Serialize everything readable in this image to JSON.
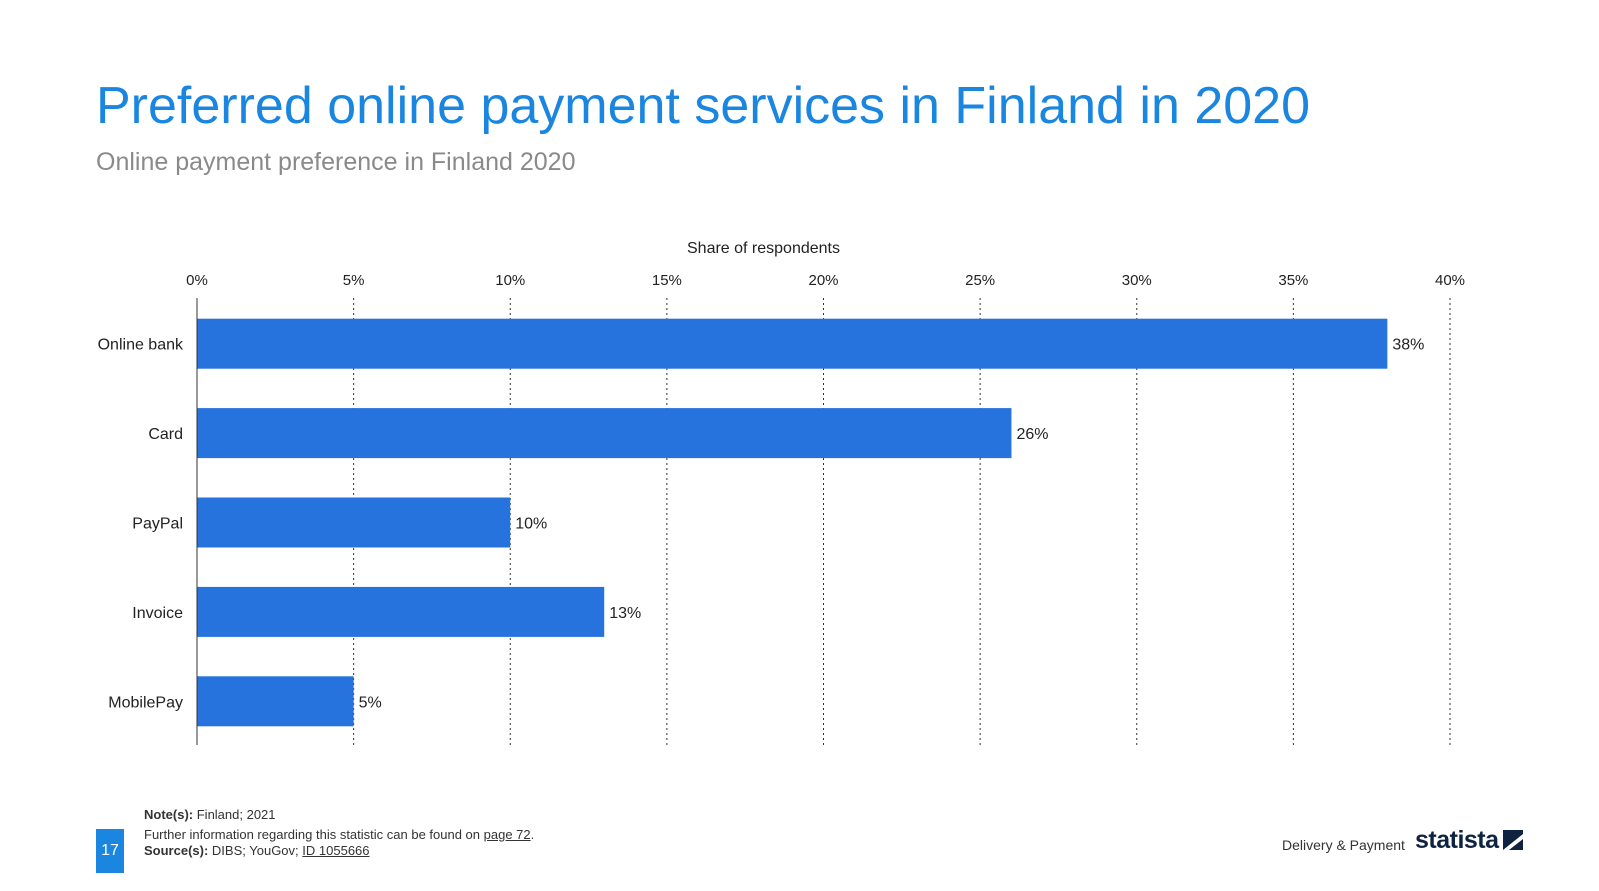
{
  "header": {
    "title": "Preferred online payment services in Finland in 2020",
    "subtitle": "Online payment preference in Finland 2020"
  },
  "chart_data": {
    "type": "bar",
    "orientation": "horizontal",
    "xlabel": "Share of respondents",
    "categories": [
      "Online bank",
      "Card",
      "PayPal",
      "Invoice",
      "MobilePay"
    ],
    "values": [
      38,
      26,
      10,
      13,
      5
    ],
    "data_labels": [
      "38%",
      "26%",
      "10%",
      "13%",
      "5%"
    ],
    "xlim": [
      0,
      40
    ],
    "ticks": [
      0,
      5,
      10,
      15,
      20,
      25,
      30,
      35,
      40
    ],
    "tick_labels": [
      "0%",
      "5%",
      "10%",
      "15%",
      "20%",
      "25%",
      "30%",
      "35%",
      "40%"
    ],
    "grid": "vertical dotted",
    "bar_color": "#2673dd"
  },
  "footer": {
    "note_label": "Note(s):",
    "note": "Finland; 2021",
    "further": "Further information regarding this statistic can be found on",
    "further_link": "page 72",
    "source_label": "Source(s):",
    "source": "DIBS; YouGov;",
    "source_link": "ID 1055666",
    "page_number": "17",
    "category": "Delivery & Payment",
    "logo": "statista"
  }
}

■ ■ ■ ■ ■ ■ ■

## Work to be completed:
Set down all the entries exactly as they appear, but skip any pictures.

## Answer for the task:
Serialize everything readable in this image to JSON.
{
  "header": {
    "title": "Preferred online payment services in Finland in 2020",
    "subtitle": "Online payment preference in Finland 2020"
  },
  "chart_data": {
    "type": "bar",
    "orientation": "horizontal",
    "xlabel": "Share of respondents",
    "categories": [
      "Online bank",
      "Card",
      "PayPal",
      "Invoice",
      "MobilePay"
    ],
    "values": [
      38,
      26,
      10,
      13,
      5
    ],
    "data_labels": [
      "38%",
      "26%",
      "10%",
      "13%",
      "5%"
    ],
    "xlim": [
      0,
      40
    ],
    "ticks": [
      0,
      5,
      10,
      15,
      20,
      25,
      30,
      35,
      40
    ],
    "tick_labels": [
      "0%",
      "5%",
      "10%",
      "15%",
      "20%",
      "25%",
      "30%",
      "35%",
      "40%"
    ],
    "grid": "vertical dotted",
    "bar_color": "#2673dd"
  },
  "footer": {
    "note_label": "Note(s):",
    "note": "Finland; 2021",
    "further": "Further information regarding this statistic can be found on",
    "further_link": "page 72",
    "source_label": "Source(s):",
    "source": "DIBS; YouGov;",
    "source_link": "ID 1055666",
    "page_number": "17",
    "category": "Delivery & Payment",
    "logo": "statista"
  }
}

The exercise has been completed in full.